# START OF DATA TO PROCESS

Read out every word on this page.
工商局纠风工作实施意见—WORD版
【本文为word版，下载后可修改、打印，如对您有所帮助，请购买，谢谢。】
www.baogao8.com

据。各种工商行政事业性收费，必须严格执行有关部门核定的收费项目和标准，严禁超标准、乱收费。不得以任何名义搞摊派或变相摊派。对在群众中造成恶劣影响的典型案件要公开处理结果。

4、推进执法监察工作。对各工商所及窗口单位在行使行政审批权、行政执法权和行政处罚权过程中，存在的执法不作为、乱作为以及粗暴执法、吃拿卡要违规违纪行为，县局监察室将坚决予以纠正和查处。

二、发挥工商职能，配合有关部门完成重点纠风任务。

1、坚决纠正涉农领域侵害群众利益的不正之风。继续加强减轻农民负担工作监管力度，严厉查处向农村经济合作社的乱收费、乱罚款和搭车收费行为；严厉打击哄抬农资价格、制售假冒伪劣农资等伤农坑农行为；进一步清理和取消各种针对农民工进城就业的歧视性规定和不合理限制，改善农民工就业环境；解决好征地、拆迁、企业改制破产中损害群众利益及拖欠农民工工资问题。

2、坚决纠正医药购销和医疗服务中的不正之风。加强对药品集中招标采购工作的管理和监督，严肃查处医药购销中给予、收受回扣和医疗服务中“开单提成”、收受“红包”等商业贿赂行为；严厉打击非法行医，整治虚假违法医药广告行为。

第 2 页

# END OF DATA TO PROCESS

- _WORK TO COMPLETE_
Exactly reproduce every line found in the records.

- _REPLY TO THE EXERCISE_
Read out every word on this page.
工商局纠风工作实施意见—WORD版
【本文为word版，下载后可修改、打印，如对您有所帮助，请购买，谢谢。】
www.baogao8.com

据。各种工商行政事业性收费，必须严格执行有关部门核定的收费项目和标准，严禁超标准、乱收费。不得以任何名义搞摊派或变相摊派。对在群众中造成恶劣影响的典型案件要公开处理结果。

4、推进执法监察工作。对各工商所及窗口单位在行使行政审批权、行政执法权和行政处罚权过程中，存在的执法不作为、乱作为以及粗暴执法、吃拿卡要违规违纪行为，县局监察室将坚决予以纠正和查处。

二、发挥工商职能，配合有关部门完成重点纠风任务。

1、坚决纠正涉农领域侵害群众利益的不正之风。继续加强减轻农民负担工作监管力度，严厉查处向农村经济合作社的乱收费、乱罚款和搭车收费行为；严厉打击哄抬农资价格、制售假冒伪劣农资等伤农坑农行为；进一步清理和取消各种针对农民工进城就业的歧视性规定和不合理限制，改善农民工就业环境；解决好征地、拆迁、企业改制破产中损害群众利益及拖欠农民工工资问题。

2、坚决纠正医药购销和医疗服务中的不正之风。加强对药品集中招标采购工作的管理和监督，严肃查处医药购销中给予、收受回扣和医疗服务中“开单提成”、收受“红包”等商业贿赂行为；严厉打击非法行医，整治虚假违法医药广告行为。

第 2 页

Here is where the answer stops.